» INSTRUCCIONES DE TRABAJO
**A.** Edita el fragmento sobre Rough and Rowdy Ways: vuelve a escribir desde "Poco menos de" hasta "atención de cualquiera.", ambos incluidos, y pon "seguidores" en lugar de "fanáticos".
**B.** Según el fragmento sobre Rough and Rowdy Ways, ¿qué número de disco es en su larga carrera?

» TEXTO DE ORIGEN
Poco menos de tres meses después, luego de poner dos temas más sobre la mesa y tras lanzar el anuncio correspondiente recién con el último de ellos, ayer apareció Rough and Rowdy Ways, disco número 39 de su larga carrera y el primero con temas inéditos desde Tempest (2012), completando así de manera experta una movida que podría perfectamente describirse con los versos que inauguran estas líneas. Claro que las cabezas voladas en este caso corresponden a las de sus fanáticos, los interesados en la música en general y también los que la miran de lejos, ya que el hecho de que un simple de semejante duración realizado por un casi octogenario haya alcanzado el primer puesto en los rankings ‒digitales, eso sí‒ es suficiente para capturar la atención de cualquiera.

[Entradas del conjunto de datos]
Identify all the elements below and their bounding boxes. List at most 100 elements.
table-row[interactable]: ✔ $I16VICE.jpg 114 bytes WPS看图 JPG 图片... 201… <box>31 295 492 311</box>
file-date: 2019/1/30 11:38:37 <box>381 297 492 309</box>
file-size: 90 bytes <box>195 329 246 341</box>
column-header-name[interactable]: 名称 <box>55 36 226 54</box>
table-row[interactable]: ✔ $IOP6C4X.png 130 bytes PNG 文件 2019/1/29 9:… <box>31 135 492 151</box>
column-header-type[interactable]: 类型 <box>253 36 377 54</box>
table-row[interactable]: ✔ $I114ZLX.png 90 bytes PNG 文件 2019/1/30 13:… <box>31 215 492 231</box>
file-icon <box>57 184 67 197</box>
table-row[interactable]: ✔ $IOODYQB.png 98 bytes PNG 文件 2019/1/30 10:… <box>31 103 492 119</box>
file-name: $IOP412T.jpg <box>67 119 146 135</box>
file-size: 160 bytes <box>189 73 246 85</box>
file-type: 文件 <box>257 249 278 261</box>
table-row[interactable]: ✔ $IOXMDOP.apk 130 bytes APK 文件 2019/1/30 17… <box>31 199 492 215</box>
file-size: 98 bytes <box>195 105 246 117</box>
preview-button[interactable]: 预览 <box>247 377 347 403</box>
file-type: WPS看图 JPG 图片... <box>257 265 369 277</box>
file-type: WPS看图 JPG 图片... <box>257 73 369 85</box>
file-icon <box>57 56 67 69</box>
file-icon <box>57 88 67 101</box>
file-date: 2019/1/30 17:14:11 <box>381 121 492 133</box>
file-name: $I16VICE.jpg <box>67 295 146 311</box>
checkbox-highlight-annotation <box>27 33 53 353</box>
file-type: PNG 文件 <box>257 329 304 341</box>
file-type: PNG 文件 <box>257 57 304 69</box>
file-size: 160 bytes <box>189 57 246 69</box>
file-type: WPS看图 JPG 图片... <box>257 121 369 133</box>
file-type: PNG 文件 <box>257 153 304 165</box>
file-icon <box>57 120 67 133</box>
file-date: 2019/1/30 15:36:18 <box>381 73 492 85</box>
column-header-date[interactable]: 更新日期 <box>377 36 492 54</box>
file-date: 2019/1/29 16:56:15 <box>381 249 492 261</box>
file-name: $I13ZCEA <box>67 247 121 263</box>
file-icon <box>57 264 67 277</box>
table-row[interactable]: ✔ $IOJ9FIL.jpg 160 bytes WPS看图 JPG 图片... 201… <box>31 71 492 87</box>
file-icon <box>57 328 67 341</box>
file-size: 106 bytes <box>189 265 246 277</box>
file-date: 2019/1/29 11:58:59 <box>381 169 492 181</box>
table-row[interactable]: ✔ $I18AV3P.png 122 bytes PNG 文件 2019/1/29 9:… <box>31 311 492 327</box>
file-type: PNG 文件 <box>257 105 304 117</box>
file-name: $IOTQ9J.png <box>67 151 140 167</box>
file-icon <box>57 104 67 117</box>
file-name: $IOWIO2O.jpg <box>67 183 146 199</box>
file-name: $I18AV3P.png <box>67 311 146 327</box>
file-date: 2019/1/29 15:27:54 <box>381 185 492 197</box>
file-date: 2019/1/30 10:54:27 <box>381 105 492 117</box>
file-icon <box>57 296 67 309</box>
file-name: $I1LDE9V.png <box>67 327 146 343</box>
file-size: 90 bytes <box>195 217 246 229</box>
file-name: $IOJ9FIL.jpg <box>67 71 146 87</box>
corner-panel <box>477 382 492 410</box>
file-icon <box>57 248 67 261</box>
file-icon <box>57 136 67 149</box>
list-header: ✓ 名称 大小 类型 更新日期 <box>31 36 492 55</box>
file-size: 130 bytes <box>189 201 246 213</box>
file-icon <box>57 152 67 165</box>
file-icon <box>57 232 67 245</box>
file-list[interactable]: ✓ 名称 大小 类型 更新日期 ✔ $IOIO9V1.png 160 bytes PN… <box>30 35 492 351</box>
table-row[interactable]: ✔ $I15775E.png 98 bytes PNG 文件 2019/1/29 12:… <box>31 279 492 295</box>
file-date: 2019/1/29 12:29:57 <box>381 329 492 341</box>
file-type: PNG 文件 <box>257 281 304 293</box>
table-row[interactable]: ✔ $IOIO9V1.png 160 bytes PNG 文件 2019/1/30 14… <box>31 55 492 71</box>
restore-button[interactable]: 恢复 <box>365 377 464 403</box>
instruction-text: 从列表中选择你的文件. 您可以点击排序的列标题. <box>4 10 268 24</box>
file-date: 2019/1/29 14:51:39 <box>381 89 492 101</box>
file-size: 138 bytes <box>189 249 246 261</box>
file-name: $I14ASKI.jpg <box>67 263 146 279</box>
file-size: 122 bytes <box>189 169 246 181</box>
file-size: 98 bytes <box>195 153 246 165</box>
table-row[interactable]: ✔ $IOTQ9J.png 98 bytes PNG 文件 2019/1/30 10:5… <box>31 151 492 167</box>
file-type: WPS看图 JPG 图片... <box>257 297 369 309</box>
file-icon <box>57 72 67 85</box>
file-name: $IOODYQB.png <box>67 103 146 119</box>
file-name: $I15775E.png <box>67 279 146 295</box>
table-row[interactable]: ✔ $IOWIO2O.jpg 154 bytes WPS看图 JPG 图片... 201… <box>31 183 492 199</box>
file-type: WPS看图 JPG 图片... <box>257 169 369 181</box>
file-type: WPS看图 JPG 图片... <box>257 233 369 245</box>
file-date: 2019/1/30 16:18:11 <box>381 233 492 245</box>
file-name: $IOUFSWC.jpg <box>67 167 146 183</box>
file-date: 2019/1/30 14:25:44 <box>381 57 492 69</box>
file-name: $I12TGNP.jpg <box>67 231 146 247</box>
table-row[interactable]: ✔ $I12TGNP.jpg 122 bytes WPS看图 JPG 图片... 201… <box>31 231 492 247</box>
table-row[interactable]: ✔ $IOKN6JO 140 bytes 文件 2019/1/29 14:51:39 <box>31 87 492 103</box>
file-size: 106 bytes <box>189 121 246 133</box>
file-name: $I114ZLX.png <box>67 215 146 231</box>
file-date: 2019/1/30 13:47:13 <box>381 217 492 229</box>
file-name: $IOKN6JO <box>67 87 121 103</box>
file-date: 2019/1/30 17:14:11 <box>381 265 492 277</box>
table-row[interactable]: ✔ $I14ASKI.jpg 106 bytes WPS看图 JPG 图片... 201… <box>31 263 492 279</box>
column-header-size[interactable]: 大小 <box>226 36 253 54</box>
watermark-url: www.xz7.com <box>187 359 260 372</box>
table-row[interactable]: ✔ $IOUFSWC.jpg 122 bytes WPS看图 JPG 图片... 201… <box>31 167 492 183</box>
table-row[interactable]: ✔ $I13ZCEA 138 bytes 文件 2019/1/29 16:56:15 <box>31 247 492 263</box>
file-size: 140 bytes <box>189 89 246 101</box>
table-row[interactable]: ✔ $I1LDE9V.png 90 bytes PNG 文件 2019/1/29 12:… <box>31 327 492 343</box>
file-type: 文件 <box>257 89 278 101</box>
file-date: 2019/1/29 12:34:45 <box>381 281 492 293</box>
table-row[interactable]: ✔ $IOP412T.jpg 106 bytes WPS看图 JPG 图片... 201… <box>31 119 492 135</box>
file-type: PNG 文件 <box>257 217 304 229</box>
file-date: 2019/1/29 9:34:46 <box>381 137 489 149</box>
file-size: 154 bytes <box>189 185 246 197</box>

» RESPUESTAS POR TAREA
**A.**
Poco menos de tres meses después, luego de poner dos temas más sobre la mesa y tras lanzar el anuncio correspondiente recién con el último de ellos, ayer apareció Rough and Rowdy Ways, disco número 39 de su larga carrera y el primero con temas inéditos desde Tempest (2012), completando así de manera experta una movida que podría perfectamente describirse con los versos que inauguran estas líneas. Claro que las cabezas voladas en este caso corresponden a las de sus seguidores, los interesados en la música en general y también los que la miran de lejos, ya que el hecho de que un simple de semejante duración realizado por un casi octogenario haya alcanzado el primer puesto en los rankings ‒digitales, eso sí‒ es suficiente para capturar la atención de cualquiera.

**B.** Es el disco número 39.